> [Exercise goal] Check each line of the entries below for the string "Sport" and state how many lines have it, with no other text.

> [Given data]
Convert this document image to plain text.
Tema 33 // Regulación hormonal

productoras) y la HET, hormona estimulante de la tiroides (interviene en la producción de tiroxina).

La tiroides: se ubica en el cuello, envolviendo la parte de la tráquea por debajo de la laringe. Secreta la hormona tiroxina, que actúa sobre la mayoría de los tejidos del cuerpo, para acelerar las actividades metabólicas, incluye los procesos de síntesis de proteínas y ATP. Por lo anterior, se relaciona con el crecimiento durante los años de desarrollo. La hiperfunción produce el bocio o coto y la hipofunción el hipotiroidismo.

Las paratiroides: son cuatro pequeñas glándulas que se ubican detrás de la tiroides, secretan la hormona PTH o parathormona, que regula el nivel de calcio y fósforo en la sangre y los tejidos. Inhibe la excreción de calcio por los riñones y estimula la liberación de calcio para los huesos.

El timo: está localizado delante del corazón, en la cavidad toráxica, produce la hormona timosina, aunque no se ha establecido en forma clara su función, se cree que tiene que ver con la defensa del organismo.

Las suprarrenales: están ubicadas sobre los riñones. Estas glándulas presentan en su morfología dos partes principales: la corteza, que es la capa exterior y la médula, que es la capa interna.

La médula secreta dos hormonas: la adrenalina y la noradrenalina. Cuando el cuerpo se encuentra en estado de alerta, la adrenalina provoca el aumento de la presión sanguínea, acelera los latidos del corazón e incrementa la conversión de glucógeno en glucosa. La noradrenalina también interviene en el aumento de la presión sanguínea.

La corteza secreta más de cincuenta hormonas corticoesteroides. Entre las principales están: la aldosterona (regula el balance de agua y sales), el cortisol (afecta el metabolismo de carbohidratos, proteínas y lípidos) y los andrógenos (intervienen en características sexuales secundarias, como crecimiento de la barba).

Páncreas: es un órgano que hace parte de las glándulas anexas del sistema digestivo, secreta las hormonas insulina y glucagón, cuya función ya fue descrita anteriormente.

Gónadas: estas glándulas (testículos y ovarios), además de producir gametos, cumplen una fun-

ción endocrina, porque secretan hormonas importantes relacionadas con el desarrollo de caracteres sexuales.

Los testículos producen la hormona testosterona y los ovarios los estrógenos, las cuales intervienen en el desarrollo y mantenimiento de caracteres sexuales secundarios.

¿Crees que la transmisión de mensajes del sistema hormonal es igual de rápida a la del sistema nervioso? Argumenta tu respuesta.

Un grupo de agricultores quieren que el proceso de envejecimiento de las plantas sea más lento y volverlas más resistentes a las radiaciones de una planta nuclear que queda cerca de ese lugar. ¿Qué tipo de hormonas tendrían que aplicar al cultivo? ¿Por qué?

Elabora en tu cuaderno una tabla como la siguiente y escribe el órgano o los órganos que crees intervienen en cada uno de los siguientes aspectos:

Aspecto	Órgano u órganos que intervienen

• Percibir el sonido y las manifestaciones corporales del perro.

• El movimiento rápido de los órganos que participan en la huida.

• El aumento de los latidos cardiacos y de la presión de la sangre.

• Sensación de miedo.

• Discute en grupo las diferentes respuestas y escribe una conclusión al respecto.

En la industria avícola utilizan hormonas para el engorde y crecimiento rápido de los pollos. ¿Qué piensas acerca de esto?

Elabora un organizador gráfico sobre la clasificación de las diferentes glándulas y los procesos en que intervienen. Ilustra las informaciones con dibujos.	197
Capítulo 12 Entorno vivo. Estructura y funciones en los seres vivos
==
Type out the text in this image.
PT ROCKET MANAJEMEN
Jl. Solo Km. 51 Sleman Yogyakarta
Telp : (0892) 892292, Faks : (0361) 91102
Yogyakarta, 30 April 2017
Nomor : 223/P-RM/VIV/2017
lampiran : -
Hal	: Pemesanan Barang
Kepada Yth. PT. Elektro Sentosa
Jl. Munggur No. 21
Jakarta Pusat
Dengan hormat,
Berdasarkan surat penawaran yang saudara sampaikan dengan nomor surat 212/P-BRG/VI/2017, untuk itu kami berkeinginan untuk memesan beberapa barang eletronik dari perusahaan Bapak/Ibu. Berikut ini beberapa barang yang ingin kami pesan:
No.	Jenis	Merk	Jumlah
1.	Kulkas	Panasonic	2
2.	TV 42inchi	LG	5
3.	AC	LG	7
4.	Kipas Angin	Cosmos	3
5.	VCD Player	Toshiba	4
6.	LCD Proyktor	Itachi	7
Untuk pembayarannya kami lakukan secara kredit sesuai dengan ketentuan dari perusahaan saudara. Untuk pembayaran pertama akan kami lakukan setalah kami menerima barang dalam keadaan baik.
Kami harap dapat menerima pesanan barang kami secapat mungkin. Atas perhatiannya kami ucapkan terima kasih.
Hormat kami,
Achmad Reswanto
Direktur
...
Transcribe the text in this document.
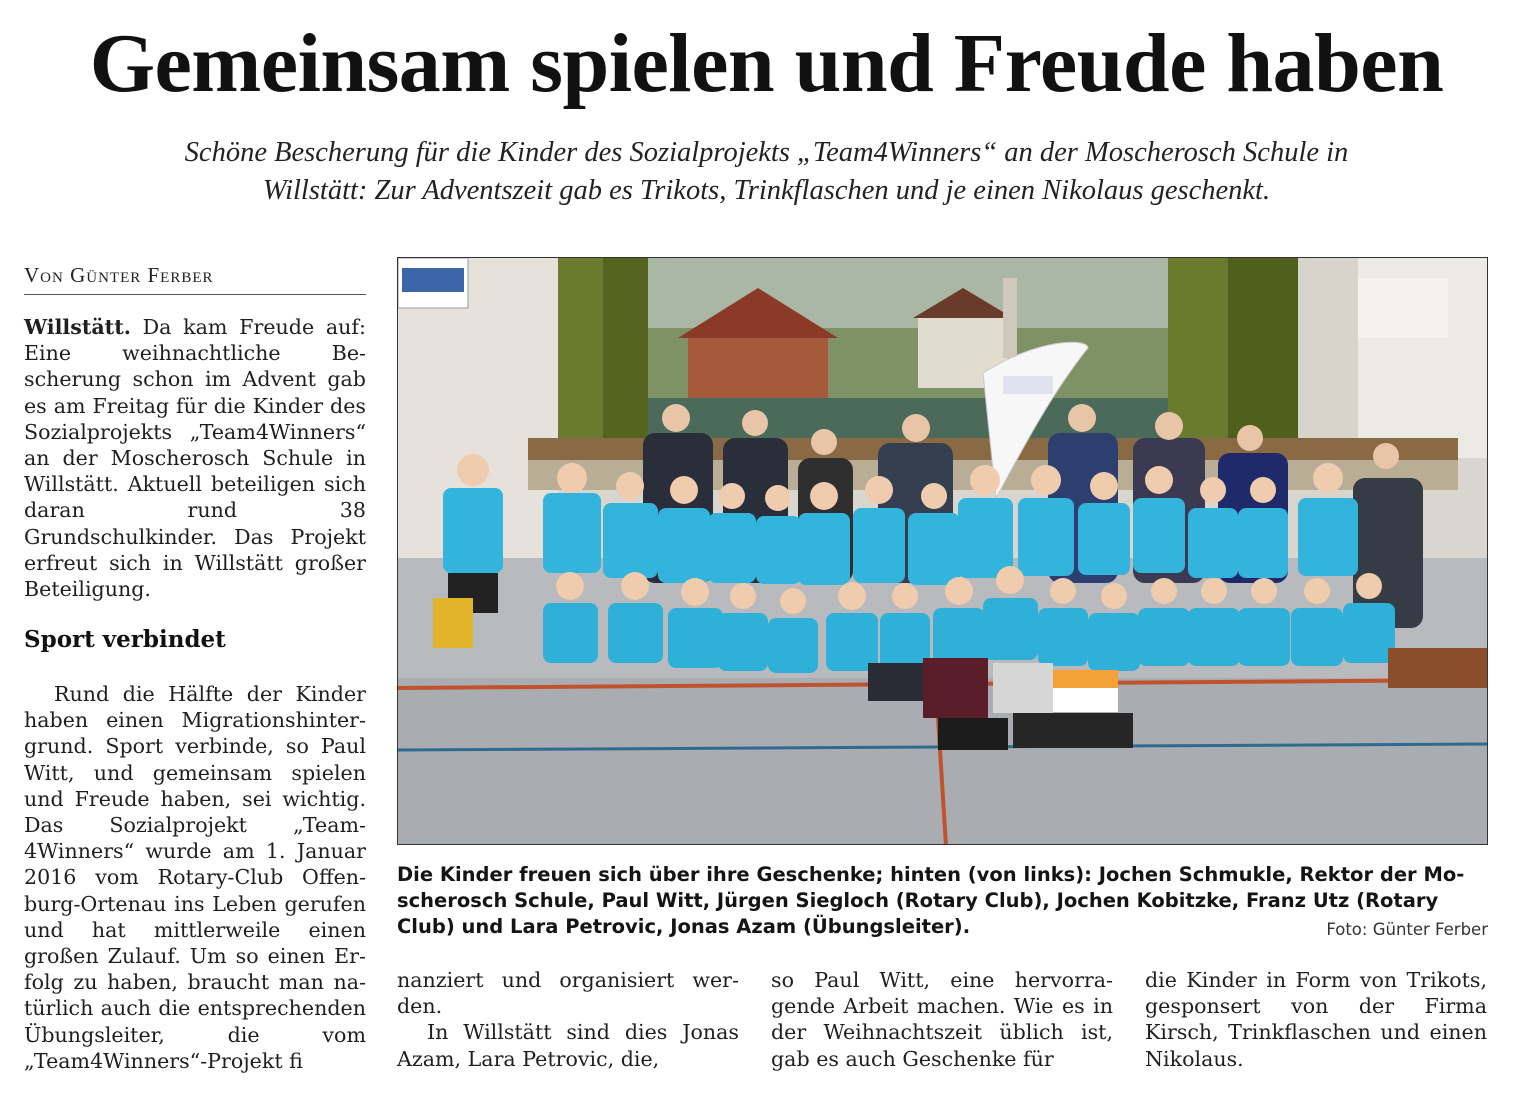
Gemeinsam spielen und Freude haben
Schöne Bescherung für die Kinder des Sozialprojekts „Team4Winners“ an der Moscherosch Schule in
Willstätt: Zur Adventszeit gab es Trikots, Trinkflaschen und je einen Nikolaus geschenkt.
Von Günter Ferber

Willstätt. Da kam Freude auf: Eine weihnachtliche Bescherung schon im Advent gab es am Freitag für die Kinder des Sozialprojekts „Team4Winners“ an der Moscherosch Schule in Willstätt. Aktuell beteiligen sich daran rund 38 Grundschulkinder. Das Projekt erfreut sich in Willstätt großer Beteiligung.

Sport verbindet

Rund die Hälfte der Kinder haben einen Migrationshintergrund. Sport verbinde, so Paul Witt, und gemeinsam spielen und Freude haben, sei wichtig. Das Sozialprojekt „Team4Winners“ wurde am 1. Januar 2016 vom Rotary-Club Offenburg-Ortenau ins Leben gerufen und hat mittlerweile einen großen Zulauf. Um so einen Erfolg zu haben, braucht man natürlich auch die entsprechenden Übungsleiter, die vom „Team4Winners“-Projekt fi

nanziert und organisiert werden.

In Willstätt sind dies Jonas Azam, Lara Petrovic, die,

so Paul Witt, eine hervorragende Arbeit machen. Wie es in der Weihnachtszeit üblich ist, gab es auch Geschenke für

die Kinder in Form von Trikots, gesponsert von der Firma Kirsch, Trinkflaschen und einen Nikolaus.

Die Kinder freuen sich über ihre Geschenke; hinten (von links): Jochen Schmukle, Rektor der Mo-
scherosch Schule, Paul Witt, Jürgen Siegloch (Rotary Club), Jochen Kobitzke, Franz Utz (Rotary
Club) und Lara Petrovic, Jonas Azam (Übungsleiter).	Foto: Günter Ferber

> [Exercise response] 2